**STATED TASK**
Can you retype every record below exactly as written?

**MATERIAL FOR THE TASK**
>> Start

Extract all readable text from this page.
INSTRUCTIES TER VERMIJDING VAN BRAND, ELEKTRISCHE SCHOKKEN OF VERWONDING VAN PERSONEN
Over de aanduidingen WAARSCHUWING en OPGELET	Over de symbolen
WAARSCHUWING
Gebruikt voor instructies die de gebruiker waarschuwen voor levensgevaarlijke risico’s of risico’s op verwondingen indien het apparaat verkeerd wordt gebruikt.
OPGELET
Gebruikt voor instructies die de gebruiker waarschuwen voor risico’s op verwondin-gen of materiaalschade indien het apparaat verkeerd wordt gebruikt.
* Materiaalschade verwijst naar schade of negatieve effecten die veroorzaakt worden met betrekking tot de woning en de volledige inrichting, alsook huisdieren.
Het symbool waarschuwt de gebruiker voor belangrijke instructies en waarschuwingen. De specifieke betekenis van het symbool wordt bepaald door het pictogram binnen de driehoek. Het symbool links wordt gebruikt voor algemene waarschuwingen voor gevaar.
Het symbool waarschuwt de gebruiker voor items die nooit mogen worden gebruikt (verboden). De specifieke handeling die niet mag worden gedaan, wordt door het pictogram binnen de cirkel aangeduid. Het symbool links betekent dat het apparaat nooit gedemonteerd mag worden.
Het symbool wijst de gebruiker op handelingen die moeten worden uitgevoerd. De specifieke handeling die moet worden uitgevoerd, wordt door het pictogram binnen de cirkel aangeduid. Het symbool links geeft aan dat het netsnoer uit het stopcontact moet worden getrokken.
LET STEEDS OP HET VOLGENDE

>> End

**ANSWER FOR THE TASK**
Extract all readable text from this page.
INSTRUCTIES TER VERMIJDING VAN BRAND, ELEKTRISCHE SCHOKKEN OF VERWONDING VAN PERSONEN
Over de aanduidingen WAARSCHUWING en OPGELET	Over de symbolen
WAARSCHUWING
Gebruikt voor instructies die de gebruiker waarschuwen voor levensgevaarlijke risico’s of risico’s op verwondingen indien het apparaat verkeerd wordt gebruikt.
OPGELET
Gebruikt voor instructies die de gebruiker waarschuwen voor risico’s op verwondin-gen of materiaalschade indien het apparaat verkeerd wordt gebruikt.
* Materiaalschade verwijst naar schade of negatieve effecten die veroorzaakt worden met betrekking tot de woning en de volledige inrichting, alsook huisdieren.
Het symbool waarschuwt de gebruiker voor belangrijke instructies en waarschuwingen. De specifieke betekenis van het symbool wordt bepaald door het pictogram binnen de driehoek. Het symbool links wordt gebruikt voor algemene waarschuwingen voor gevaar.
Het symbool waarschuwt de gebruiker voor items die nooit mogen worden gebruikt (verboden). De specifieke handeling die niet mag worden gedaan, wordt door het pictogram binnen de cirkel aangeduid. Het symbool links betekent dat het apparaat nooit gedemonteerd mag worden.
Het symbool wijst de gebruiker op handelingen die moeten worden uitgevoerd. De specifieke handeling die moet worden uitgevoerd, wordt door het pictogram binnen de cirkel aangeduid. Het symbool links geeft aan dat het netsnoer uit het stopcontact moet worden getrokken.
LET STEEDS OP HET VOLGENDE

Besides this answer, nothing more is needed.